- **Records supplied**
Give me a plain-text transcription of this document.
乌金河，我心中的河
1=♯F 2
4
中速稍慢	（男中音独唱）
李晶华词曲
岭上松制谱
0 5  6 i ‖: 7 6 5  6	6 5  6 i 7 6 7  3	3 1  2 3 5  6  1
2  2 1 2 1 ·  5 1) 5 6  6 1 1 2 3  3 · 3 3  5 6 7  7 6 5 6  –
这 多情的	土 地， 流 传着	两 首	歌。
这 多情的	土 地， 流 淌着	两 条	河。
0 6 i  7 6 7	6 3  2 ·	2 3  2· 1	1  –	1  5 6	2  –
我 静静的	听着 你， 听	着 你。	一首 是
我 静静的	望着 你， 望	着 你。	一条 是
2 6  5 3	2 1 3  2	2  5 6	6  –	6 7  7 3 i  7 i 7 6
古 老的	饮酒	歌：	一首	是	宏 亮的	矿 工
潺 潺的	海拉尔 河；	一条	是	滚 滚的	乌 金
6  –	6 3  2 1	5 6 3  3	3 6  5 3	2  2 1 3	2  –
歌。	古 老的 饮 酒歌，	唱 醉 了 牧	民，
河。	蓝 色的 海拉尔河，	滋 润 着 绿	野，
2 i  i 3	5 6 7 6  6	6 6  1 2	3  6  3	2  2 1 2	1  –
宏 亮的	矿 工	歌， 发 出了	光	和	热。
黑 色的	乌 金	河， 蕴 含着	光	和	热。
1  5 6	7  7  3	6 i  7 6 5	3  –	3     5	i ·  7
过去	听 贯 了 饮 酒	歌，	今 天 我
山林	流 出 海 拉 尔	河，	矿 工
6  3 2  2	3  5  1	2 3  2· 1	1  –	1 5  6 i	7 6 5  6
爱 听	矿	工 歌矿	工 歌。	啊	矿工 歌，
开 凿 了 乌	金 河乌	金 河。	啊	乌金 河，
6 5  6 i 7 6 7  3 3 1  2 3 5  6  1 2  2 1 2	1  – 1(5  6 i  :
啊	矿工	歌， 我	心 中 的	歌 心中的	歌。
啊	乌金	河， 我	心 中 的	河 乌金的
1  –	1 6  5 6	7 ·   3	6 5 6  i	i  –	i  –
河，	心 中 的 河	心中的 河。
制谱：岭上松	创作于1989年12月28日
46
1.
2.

- **Do this**
Write out the full listing exactly as given.

- **Result of this exercise**
Give me a plain-text transcription of this document.
乌金河，我心中的河
1=♯F 2
4
中速稍慢	（男中音独唱）
李晶华词曲
岭上松制谱
0 5  6 i ‖: 7 6 5  6	6 5  6 i 7 6 7  3	3 1  2 3 5  6  1
2  2 1 2 1 ·  5 1) 5 6  6 1 1 2 3  3 · 3 3  5 6 7  7 6 5 6  –
这 多情的	土 地， 流 传着	两 首	歌。
这 多情的	土 地， 流 淌着	两 条	河。
0 6 i  7 6 7	6 3  2 ·	2 3  2· 1	1  –	1  5 6	2  –
我 静静的	听着 你， 听	着 你。	一首 是
我 静静的	望着 你， 望	着 你。	一条 是
2 6  5 3	2 1 3  2	2  5 6	6  –	6 7  7 3 i  7 i 7 6
古 老的	饮酒	歌：	一首	是	宏 亮的	矿 工
潺 潺的	海拉尔 河；	一条	是	滚 滚的	乌 金
6  –	6 3  2 1	5 6 3  3	3 6  5 3	2  2 1 3	2  –
歌。	古 老的 饮 酒歌，	唱 醉 了 牧	民，
河。	蓝 色的 海拉尔河，	滋 润 着 绿	野，
2 i  i 3	5 6 7 6  6	6 6  1 2	3  6  3	2  2 1 2	1  –
宏 亮的	矿 工	歌， 发 出了	光	和	热。
黑 色的	乌 金	河， 蕴 含着	光	和	热。
1  5 6	7  7  3	6 i  7 6 5	3  –	3     5	i ·  7
过去	听 贯 了 饮 酒	歌，	今 天 我
山林	流 出 海 拉 尔	河，	矿 工
6  3 2  2	3  5  1	2 3  2· 1	1  –	1 5  6 i	7 6 5  6
爱 听	矿	工 歌矿	工 歌。	啊	矿工 歌，
开 凿 了 乌	金 河乌	金 河。	啊	乌金 河，
6 5  6 i 7 6 7  3 3 1  2 3 5  6  1 2  2 1 2	1  – 1(5  6 i  :
啊	矿工	歌， 我	心 中 的	歌 心中的	歌。
啊	乌金	河， 我	心 中 的	河 乌金的
1  –	1 6  5 6	7 ·   3	6 5 6  i	i  –	i  –
河，	心 中 的 河	心中的 河。
制谱：岭上松	创作于1989年12月28日
46
1.
2.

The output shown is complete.